DOCUMENT SEGMENT →
I don't see Doctor Who Confidential listed in my TiVo's guide.


----------



## morac

cheesesteak said:


> I don't see Doctor Who Confidential listed in my TiVo's guide.


All 7 episodes aired last night, early morning. They were for previously aired episodes.


----------



## balboa dave

They showed bits of these during the original BBCA airings, but not in their 10 minute entirety. The one with Neil Gaiman reading from his screenplay was my favorite.


----------



## Anubys

So I got the latest ep and will watch it tonight.

Can someone tell me what I else I will need to download? are these "confidentials" worth watching? anything else?


----------



## balboa dave

The Confidentials are brief behind-the-scenes interviews with the cast, crew, and writers for each of the episodes. They're very spoilerific for that episode, but may provide insight into what the episode was meant to be about. So if you like that sort of thing, watch them one at a time after seeing the episode they're about, or all at once if you're caught up already. The seven just shown were for the first half of the season, before the "Let's Kill Hitler" episode, and can be watched before it.


----------



## LoadStar

balboa dave said:


> They showed bits of these during the original BBCA airings, but not in their 10 minute entirety. The one with Neil Gaiman reading from his screenplay was my favorite.


10 minute? Confidentials overseas are full episodes over there (42-44 minutes long).

The 8-10 minute version are what they call or used to call Confidential Cut-Down, and edited to pad out the Doctor Who episode for PBS airing.


----------



## SnakeEyes

Our PBS station has aired Confidential in their entirety during S3/4. Not sure why they didn't before or after that


----------



## phox_mulder

Anubys said:


> Can someone tell me what I else I will need to download? are these "confidentials" worth watching? anything else?

MATERIAL SHOWN →
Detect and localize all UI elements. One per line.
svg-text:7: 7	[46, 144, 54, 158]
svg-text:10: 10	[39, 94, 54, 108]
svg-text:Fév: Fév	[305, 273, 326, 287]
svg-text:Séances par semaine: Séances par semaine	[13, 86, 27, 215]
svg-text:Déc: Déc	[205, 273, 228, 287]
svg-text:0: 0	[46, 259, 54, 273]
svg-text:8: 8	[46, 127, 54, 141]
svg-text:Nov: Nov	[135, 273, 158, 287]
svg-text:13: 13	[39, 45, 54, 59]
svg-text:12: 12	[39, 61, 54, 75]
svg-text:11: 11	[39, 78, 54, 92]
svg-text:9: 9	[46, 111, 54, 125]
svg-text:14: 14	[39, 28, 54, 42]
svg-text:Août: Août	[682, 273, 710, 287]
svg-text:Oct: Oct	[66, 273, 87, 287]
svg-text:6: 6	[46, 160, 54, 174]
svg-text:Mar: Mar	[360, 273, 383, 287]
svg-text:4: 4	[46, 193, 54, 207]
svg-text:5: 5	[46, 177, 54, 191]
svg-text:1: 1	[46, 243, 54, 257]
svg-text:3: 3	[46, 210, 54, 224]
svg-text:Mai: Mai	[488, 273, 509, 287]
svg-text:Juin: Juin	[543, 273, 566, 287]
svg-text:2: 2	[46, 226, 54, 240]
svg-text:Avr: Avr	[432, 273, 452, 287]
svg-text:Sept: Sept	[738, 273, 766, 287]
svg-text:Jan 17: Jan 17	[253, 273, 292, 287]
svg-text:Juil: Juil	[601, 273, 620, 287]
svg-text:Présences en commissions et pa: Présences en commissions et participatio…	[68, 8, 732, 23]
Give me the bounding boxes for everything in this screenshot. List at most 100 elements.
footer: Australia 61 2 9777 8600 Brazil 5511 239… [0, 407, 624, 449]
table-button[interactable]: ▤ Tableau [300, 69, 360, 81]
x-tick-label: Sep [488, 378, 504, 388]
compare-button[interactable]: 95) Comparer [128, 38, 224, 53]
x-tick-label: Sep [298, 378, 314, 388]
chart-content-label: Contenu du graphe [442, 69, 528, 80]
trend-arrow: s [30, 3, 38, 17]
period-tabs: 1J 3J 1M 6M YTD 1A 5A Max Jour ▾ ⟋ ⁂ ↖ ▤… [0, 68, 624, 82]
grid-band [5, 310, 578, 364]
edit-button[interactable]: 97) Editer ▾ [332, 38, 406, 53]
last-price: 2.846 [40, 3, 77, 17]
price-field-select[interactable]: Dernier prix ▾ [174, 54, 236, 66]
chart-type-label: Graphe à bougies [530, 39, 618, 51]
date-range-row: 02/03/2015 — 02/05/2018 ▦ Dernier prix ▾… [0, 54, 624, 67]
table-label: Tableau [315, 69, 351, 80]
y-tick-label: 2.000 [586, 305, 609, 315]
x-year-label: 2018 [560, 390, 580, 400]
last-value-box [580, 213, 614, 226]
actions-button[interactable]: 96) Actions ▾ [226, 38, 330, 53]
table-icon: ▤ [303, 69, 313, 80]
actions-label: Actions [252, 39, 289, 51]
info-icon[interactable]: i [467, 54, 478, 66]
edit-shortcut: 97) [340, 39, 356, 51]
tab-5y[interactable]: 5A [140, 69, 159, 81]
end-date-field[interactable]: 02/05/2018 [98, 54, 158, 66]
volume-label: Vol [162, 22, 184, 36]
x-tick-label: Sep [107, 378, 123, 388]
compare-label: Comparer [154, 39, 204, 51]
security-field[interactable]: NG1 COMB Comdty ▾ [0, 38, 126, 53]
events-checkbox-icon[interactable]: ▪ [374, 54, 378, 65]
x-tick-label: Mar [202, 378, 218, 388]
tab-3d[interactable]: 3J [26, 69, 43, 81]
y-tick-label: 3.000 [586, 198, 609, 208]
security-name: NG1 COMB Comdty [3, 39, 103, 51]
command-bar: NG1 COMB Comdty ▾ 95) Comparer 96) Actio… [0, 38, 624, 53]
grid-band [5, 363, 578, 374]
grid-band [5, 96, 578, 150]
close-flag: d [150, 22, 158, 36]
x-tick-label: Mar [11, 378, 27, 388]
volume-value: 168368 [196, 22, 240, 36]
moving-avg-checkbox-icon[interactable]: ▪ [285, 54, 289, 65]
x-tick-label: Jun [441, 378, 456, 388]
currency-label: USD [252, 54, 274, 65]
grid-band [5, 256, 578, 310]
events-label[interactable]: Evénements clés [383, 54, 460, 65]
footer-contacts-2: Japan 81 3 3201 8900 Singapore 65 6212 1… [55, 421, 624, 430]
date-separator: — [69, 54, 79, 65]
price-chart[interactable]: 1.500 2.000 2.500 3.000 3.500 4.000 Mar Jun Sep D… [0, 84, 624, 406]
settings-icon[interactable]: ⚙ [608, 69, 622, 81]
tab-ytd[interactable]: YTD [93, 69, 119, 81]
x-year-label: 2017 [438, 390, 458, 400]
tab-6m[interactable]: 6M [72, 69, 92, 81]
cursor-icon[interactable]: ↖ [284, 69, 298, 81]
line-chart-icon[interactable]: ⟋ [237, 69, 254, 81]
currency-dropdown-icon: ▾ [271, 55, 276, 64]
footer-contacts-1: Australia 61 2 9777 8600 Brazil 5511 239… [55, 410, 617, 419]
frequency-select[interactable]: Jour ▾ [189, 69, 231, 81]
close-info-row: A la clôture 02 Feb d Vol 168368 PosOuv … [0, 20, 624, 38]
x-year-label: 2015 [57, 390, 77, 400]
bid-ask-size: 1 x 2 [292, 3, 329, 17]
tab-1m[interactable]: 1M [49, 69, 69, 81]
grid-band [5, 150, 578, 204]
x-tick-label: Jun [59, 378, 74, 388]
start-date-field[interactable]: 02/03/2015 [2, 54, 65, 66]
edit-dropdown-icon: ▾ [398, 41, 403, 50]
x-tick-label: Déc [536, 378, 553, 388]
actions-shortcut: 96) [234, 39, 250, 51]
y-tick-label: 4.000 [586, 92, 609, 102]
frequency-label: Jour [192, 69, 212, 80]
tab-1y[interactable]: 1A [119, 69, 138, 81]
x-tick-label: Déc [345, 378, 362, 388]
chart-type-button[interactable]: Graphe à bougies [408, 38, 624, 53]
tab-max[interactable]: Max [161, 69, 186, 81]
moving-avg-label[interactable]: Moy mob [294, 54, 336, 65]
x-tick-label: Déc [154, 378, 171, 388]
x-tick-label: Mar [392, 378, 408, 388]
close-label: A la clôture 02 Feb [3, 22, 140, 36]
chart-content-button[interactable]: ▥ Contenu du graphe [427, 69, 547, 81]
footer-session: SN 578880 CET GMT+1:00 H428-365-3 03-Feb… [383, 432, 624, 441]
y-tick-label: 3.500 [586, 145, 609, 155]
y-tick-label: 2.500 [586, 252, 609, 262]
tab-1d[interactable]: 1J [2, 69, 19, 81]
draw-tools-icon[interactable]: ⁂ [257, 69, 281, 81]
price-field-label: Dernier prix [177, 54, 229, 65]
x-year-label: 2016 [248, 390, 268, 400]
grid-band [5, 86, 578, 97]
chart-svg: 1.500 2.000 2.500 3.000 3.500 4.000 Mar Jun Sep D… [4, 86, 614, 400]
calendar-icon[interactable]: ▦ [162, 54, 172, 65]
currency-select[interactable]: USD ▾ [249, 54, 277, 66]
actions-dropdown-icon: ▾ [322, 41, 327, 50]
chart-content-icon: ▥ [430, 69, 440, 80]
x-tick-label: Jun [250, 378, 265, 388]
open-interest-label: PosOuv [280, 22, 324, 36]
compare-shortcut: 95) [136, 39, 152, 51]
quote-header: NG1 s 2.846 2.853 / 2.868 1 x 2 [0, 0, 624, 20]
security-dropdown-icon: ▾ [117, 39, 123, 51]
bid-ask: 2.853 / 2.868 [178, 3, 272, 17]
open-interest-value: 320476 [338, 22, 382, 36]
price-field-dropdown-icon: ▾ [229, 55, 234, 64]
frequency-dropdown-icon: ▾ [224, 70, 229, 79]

TASK INSTRUCTIONS → Could you copy the forum thread from "## LoadStar" to "for PBS airing." and change "screenplay" to "script"?

OUTPUT →
## LoadStar

balboa dave said:


> They showed bits of these during the original BBCA airings, but not in their 10 minute entirety. The one with Neil Gaiman reading from his script was my favorite.


10 minute? Confidentials overseas are full episodes over there (42-44 minutes long).

The 8-10 minute version are what they call or used to call Confidential Cut-Down, and edited to pad out the Doctor Who episode for PBS airing.